*Objective*: Transcribe the listing exactly, leaving out every picture.

* Begin Items *

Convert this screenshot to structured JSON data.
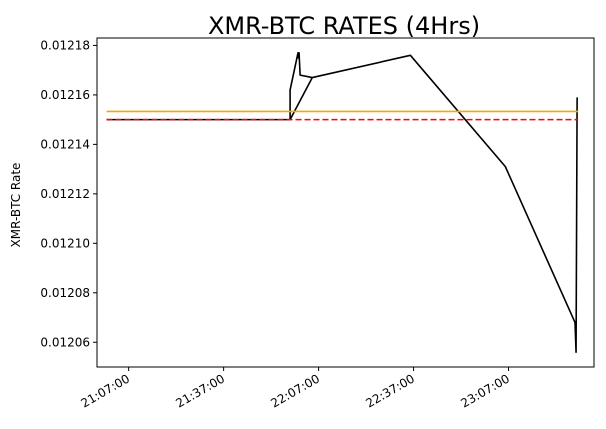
{
  "chart_data": {
    "type": "line",
    "title": "XMR-BTC RATES (4Hrs)",
    "xlabel": "",
    "ylabel": "XMR-BTC Rate",
    "xlim": [
      "20:57:00",
      "23:34:00"
    ],
    "ylim": [
      0.01205,
      0.012183
    ],
    "x_ticks": [
      "21:07:00",
      "21:37:00",
      "22:07:00",
      "22:37:00",
      "23:07:00"
    ],
    "y_ticks": [
      "0.01206",
      "0.01208",
      "0.01210",
      "0.01212",
      "0.01214",
      "0.01216",
      "0.01218"
    ],
    "grid": false,
    "legend": "none",
    "series": [
      {
        "style": "solid",
        "color": "#000000",
        "points": [
          {
            "x": "21:00:00",
            "y": 0.01215
          },
          {
            "x": "21:51:00",
            "y": 0.01215
          },
          {
            "x": "21:58:00",
            "y": 0.01215
          },
          {
            "x": "21:58:00",
            "y": 0.012162
          },
          {
            "x": "22:00:30",
            "y": 0.012177
          },
          {
            "x": "22:00:30",
            "y": 0.012175
          },
          {
            "x": "22:00:50",
            "y": 0.012177
          },
          {
            "x": "22:01:10",
            "y": 0.012168
          },
          {
            "x": "22:05:00",
            "y": 0.012167
          },
          {
            "x": "21:58:00",
            "y": 0.01215
          },
          {
            "x": "22:05:00",
            "y": 0.012167
          },
          {
            "x": "22:36:00",
            "y": 0.012176
          },
          {
            "x": "23:06:00",
            "y": 0.012131
          },
          {
            "x": "23:28:00",
            "y": 0.012068
          },
          {
            "x": "23:28:20",
            "y": 0.012056
          },
          {
            "x": "23:28:40",
            "y": 0.012159
          }
        ]
      },
      {
        "style": "solid",
        "color": "#ffa500",
        "points": [
          {
            "x": "21:00:00",
            "y": 0.0121533
          },
          {
            "x": "23:29:00",
            "y": 0.0121533
          }
        ]
      },
      {
        "style": "dashed",
        "color": "#ff0000",
        "points": [
          {
            "x": "21:00:00",
            "y": 0.01215
          },
          {
            "x": "23:29:00",
            "y": 0.01215
          }
        ]
      }
    ]
  }
}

* End Items *

*Output of the exercise*:
Convert this screenshot to structured JSON data.
{
  "chart_data": {
    "type": "line",
    "title": "XMR-BTC RATES (4Hrs)",
    "xlabel": "",
    "ylabel": "XMR-BTC Rate",
    "xlim": [
      "20:57:00",
      "23:34:00"
    ],
    "ylim": [
      0.01205,
      0.012183
    ],
    "x_ticks": [
      "21:07:00",
      "21:37:00",
      "22:07:00",
      "22:37:00",
      "23:07:00"
    ],
    "y_ticks": [
      "0.01206",
      "0.01208",
      "0.01210",
      "0.01212",
      "0.01214",
      "0.01216",
      "0.01218"
    ],
    "grid": false,
    "legend": "none",
    "series": [
      {
        "style": "solid",
        "color": "#000000",
        "points": [
          {
            "x": "21:00:00",
            "y": 0.01215
          },
          {
            "x": "21:51:00",
            "y": 0.01215
          },
          {
            "x": "21:58:00",
            "y": 0.01215
          },
          {
            "x": "21:58:00",
            "y": 0.012162
          },
          {
            "x": "22:00:30",
            "y": 0.012177
          },
          {
            "x": "22:00:30",
            "y": 0.012175
          },
          {
            "x": "22:00:50",
            "y": 0.012177
          },
          {
            "x": "22:01:10",
            "y": 0.012168
          },
          {
            "x": "22:05:00",
            "y": 0.012167
          },
          {
            "x": "21:58:00",
            "y": 0.01215
          },
          {
            "x": "22:05:00",
            "y": 0.012167
          },
          {
            "x": "22:36:00",
            "y": 0.012176
          },
          {
            "x": "23:06:00",
            "y": 0.012131
          },
          {
            "x": "23:28:00",
            "y": 0.012068
          },
          {
            "x": "23:28:20",
            "y": 0.012056
          },
          {
            "x": "23:28:40",
            "y": 0.012159
          }
        ]
      },
      {
        "style": "solid",
        "color": "#ffa500",
        "points": [
          {
            "x": "21:00:00",
            "y": 0.0121533
          },
          {
            "x": "23:29:00",
            "y": 0.0121533
          }
        ]
      },
      {
        "style": "dashed",
        "color": "#ff0000",
        "points": [
          {
            "x": "21:00:00",
            "y": 0.01215
          },
          {
            "x": "23:29:00",
            "y": 0.01215
          }
        ]
      }
    ]
  }
}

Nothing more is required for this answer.